→ About this exercise: Continue the text on laser-assisted corticotomy-facilitated orthodontics from its last sentence, before the data that follows.

→ Given passage:
- - - - -
The purpose of this paper is to present rationale and a case report of a patient treated for malocclusion with corticotomy-facilitated orthodontics using surgical lasers, specifically the Waterlase MD (BIOLASE Technology).

Orthodontic Tooth Movement and Treatment Time
Orthodontic tooth movement is thought to be a cell-mediated process, which occurs largely within the periodontal ligament (PDL). Orthodontic force, whether retractive or expansive, causes pressure on the side of the PDL in the direction of the tooth movement and tension on the opposite side of the PDL. Osteoclast cells catabolize bone on the pressure side, and osteoblast cells deposit bone onto the tension side, causing a net movement inward or outward of the teeth. A period lasting 4 to 5 weeks immediately after application of orthodontic force of PDL hyalinization effectively brings tooth movement to a standstill. Histological studies of cortictomy-facilitated orthodontics have shown that hyalinization was eliminated faster with corticotomy than with traditional orthodontics.1

Figure 1a. Preoperative frontal view in repose. Figure 1b. Preoperative frontal view retracted. 
Figure 1c. Preoperative left side view in repose. Figure 1d. Preoperative left side view retracted.
Figure 1e. Preoperative right side view in repose. Figure 1f. Preoperative right side retracted.
Figure 1g. Preoperative lower occlusal. Figure 1h. Preoperative upper occlusal.
Figure 1i. Preoperative side view. Figure 1j. Preoperative frontal view.

Excessive orthodontic force can cause root resorption, necrosis of the PDL, and damage to the alveolus. In order to keep these sequellae in check, relatively light (150 g) orthodontic forces are applied, especially in adult patients where the surrounding anatomy is less elastic than in children or young adolescents. While minimized, even with “ideal forces,” root resorption is still possible.
Consequently, in many cases, orthodontic therapy takes 2 to 3 years in order to achieve a satisfactory result. Efforts to shorten this time are stymied by the resistance afforded by the PDL. Many patients are reluctant to undergo treatment for this length of time because of the discomfort of brackets and self-consciousness associated with how the appliance will affect their appearance. Accordingly, reduction of orthodontic treatment time is a high priority for both adult and adolescent patients. Relapse is also a risk, especially when patients do not comply with proper use of retainers. To the author’s knowledge, the risk of long-term relapse after corticotomy-facilitated orthodontic treatment has not been evaluated.
- - - - -
→ Extracted material:
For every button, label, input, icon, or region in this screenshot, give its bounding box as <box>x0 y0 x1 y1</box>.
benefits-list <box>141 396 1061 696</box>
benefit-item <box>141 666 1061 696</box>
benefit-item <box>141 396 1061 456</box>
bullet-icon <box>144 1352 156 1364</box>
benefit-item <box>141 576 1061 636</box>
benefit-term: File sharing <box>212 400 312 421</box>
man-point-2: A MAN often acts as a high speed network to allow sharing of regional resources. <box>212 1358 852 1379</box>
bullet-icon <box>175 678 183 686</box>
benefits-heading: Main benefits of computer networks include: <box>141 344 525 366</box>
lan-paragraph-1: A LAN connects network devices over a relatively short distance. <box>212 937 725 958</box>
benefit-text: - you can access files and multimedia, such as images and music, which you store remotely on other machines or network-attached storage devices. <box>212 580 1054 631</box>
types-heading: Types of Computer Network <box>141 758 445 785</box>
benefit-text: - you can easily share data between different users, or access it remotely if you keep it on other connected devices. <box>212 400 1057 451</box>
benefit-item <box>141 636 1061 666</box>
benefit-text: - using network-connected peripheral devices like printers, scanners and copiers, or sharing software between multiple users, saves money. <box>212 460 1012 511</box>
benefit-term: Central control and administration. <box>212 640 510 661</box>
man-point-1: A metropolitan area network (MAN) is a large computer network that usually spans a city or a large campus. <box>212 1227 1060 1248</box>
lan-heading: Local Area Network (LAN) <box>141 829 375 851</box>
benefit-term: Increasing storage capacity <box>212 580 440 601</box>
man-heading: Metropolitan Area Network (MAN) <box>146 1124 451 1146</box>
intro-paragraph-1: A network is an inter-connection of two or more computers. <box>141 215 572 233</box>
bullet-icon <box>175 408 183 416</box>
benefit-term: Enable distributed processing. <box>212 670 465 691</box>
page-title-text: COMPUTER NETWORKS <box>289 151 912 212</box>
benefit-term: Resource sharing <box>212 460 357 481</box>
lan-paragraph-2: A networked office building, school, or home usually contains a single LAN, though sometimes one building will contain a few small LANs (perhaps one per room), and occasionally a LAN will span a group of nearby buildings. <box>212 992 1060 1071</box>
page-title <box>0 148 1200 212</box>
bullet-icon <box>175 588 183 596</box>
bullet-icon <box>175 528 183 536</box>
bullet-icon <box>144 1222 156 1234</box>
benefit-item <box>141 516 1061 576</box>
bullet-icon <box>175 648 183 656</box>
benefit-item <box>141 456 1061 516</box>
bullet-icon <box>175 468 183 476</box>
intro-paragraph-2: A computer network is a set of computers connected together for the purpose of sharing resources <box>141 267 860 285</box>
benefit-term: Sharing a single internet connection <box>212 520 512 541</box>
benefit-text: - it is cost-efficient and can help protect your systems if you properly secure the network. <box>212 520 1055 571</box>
- - - - -
→ Answer to this exercise:
Corticotomy-assisted orthodontics provides an advantageous middle ground between conventional orthodontics and orthognathic surgery, and has been shown to greatly accelerate treatment time with no additional risk of root resorption, according to the literature, and may in fact even decrease the risk. The basic principle is that horizontal and vertical corticotomy cuts around the roots of the teeth can accelerate tooth movement considerably by lowering the resistance of the hard cortical bone to expansive or retractive tooth movement. The entire cortex has been shown to remodel to a desired form.
Additionally, in cases of severe malocclusion or bimaxillary protrusion where orthodontics may not accomplish all treatment goals and yet patients prefer to avoid orthognathic surgery, corticotomy-facilitated orthodontics is a compromise between the 2 procedures.

Corticotomy in Orthodontics
Several authors have reported the advantages of corticotomy surgery in shortening treatment duration for orthodontic therapy.
Köle2 originally described corticotomy-facilitated orthodontics in 1959, as tooth movement by bony “block.” Köle2 claimed that corticotomy surgery allowed the tooth roots to be moved independently of each other within their alveolar processes because the thick cortical bone was the primary obstruction to tooth movement. His procedure called for much higher than normal orthodontic force in order to achieve good results in a shorter time than orthodontic treatment without surgery, but the outcome was dramatic. Despite the use of greater force, instances of root resorption with Köle’s2 procedure were no higher than normal.

Figure 2a. Day of surgery: Left retracted view of laser corticotomies. Figure 2b. Right retracted view of laser corticotomies.
Figure 3. One-week postoperative healing, front retracted view.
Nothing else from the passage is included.